Extracted data entries
_ _ _

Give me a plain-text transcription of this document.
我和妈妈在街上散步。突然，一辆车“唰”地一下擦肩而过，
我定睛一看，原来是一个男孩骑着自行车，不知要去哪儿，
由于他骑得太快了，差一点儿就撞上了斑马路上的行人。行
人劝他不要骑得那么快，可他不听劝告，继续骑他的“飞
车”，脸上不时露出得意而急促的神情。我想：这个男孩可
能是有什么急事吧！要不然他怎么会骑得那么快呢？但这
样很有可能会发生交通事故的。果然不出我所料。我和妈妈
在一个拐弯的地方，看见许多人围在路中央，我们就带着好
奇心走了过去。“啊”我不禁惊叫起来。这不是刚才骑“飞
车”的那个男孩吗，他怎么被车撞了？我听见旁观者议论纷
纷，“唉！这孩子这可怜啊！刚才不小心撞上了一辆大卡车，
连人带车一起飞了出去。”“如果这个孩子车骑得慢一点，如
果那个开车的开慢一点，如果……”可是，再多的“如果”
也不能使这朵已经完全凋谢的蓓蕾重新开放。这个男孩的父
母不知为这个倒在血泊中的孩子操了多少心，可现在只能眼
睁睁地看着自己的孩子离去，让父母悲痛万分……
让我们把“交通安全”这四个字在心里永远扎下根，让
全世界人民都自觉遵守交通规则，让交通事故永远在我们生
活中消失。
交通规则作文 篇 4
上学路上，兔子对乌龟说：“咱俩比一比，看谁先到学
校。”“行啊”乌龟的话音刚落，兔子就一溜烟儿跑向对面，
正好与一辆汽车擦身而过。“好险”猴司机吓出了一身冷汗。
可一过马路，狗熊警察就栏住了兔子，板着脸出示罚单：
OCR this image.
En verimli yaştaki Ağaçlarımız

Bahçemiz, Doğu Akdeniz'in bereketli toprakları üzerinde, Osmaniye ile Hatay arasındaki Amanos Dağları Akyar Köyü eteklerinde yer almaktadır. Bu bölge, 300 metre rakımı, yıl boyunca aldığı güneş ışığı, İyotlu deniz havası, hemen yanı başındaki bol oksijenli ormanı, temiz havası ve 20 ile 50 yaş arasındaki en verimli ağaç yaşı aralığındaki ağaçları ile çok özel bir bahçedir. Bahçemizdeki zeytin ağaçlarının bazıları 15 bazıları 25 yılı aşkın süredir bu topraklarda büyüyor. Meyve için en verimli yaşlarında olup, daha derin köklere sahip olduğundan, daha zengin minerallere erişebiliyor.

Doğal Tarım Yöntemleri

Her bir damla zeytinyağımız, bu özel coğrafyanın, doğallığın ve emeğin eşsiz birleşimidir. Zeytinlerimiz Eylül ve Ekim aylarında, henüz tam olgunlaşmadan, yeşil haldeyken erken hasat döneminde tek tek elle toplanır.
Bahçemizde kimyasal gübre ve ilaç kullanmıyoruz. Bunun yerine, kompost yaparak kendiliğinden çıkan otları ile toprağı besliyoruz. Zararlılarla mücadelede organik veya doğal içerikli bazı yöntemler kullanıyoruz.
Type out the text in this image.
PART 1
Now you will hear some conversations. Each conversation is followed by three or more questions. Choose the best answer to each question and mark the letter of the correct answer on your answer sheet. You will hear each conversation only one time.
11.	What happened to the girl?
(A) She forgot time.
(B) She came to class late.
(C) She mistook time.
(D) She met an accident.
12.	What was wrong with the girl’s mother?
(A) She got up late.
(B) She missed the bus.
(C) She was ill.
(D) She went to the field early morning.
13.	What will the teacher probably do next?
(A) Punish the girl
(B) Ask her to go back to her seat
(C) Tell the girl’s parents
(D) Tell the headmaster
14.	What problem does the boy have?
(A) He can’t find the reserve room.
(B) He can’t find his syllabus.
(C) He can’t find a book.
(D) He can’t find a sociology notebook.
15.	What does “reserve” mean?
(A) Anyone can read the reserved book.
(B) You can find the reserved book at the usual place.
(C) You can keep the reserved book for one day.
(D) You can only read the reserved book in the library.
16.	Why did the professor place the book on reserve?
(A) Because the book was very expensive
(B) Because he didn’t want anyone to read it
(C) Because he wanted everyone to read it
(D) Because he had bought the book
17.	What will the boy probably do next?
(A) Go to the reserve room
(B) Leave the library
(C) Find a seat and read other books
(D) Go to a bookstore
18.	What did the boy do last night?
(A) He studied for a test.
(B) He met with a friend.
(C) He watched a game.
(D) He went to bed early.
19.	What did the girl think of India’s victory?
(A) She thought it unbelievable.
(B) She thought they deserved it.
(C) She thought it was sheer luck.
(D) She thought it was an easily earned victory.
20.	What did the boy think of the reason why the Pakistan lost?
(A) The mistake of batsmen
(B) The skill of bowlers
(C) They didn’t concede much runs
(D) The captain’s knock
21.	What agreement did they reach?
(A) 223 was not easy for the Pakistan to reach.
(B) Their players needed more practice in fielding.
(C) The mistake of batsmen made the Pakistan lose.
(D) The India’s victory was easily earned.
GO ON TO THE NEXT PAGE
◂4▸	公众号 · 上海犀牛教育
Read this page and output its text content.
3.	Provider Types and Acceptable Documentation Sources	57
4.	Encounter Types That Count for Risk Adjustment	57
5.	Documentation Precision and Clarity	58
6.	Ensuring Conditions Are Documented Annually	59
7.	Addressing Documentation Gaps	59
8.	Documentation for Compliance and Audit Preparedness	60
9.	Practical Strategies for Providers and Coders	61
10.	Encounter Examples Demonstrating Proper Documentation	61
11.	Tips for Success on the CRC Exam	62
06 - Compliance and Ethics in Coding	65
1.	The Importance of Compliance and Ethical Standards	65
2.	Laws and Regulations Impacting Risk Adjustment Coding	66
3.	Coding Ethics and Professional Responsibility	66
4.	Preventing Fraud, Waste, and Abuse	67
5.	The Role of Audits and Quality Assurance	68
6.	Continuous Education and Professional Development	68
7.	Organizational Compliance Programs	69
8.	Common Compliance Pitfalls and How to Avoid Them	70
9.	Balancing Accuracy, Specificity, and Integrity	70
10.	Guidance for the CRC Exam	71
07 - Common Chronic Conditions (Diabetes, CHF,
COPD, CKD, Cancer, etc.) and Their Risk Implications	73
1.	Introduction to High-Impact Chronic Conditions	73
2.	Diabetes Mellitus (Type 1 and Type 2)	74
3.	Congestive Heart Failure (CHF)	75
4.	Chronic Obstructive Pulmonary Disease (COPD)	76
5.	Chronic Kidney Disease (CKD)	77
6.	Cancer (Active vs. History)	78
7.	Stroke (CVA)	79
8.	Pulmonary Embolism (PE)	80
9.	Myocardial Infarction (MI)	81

_ _ _

[Exercise task] Copy each line containing the word "reserved" from the data.

[Task response]
(A) Anyone can read the reserved book.
(B) You can find the reserved book at the usual place.
(C) You can keep the reserved book for one day.
(D) You can only read the reserved book in the library.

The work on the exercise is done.